## Task goal
Write out every line below that includes the word "this".

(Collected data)
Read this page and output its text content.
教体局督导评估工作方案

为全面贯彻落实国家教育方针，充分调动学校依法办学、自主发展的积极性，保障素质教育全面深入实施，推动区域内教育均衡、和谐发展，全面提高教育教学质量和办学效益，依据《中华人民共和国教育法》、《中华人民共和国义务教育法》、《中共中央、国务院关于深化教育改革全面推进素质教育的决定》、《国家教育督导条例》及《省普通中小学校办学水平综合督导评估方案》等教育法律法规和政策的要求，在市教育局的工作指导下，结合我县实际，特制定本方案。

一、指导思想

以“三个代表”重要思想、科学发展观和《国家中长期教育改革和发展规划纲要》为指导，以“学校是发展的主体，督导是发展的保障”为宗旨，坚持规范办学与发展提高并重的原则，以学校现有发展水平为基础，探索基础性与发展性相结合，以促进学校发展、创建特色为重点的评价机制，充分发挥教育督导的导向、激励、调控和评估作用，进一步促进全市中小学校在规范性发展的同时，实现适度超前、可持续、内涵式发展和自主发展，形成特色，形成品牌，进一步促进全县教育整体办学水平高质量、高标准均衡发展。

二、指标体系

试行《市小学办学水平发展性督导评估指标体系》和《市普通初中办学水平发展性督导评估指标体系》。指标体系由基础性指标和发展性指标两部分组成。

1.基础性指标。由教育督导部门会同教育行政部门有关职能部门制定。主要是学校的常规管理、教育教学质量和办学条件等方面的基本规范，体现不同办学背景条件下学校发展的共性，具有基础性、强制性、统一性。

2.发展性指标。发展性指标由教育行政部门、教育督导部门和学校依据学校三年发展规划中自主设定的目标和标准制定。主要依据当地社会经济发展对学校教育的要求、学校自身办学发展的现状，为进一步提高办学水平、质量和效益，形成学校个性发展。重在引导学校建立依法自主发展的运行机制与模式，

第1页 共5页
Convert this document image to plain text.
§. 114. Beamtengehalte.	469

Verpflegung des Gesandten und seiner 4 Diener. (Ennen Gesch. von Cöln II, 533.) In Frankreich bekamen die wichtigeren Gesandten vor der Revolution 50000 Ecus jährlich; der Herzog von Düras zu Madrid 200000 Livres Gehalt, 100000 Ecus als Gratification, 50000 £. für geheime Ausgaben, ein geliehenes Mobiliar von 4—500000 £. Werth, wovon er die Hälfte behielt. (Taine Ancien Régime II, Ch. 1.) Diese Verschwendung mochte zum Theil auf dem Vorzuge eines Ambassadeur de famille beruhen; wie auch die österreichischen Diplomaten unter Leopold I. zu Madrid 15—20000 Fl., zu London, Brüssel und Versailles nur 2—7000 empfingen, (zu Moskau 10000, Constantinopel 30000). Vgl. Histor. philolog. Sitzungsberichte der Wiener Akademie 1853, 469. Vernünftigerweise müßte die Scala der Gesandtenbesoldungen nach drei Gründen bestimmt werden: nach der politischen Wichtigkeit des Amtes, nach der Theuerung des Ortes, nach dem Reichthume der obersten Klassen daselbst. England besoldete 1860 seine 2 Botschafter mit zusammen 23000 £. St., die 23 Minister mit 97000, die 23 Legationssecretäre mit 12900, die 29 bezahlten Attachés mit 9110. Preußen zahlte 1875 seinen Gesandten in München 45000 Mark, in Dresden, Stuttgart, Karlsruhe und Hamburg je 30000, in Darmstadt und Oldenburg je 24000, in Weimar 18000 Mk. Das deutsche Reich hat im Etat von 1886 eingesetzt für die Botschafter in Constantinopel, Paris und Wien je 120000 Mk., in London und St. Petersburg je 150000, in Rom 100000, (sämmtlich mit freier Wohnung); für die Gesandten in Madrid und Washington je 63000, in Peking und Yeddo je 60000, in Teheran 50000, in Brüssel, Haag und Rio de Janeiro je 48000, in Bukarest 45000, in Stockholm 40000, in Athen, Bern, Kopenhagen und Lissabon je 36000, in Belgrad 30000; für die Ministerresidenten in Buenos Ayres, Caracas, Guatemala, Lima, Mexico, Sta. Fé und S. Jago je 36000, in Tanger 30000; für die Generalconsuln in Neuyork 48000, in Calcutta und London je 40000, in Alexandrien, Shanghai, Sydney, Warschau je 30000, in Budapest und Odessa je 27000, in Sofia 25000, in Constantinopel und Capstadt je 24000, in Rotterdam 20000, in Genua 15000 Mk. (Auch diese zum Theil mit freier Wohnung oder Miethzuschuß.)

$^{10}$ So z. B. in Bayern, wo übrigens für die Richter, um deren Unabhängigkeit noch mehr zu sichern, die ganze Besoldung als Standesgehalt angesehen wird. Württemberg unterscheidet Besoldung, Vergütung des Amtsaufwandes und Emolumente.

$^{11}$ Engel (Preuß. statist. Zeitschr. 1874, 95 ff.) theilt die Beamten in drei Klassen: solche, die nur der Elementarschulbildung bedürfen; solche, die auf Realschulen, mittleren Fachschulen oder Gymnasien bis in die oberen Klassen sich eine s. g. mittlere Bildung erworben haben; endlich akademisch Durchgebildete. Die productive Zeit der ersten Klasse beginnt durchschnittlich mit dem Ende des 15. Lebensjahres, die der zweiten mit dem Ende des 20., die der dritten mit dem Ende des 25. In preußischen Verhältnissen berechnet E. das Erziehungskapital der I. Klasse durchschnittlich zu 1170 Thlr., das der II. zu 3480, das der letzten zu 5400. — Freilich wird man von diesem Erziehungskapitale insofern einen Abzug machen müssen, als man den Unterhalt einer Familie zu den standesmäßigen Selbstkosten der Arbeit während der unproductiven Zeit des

## Task output
Read this page and output its text content.
Convert this document image to plain text.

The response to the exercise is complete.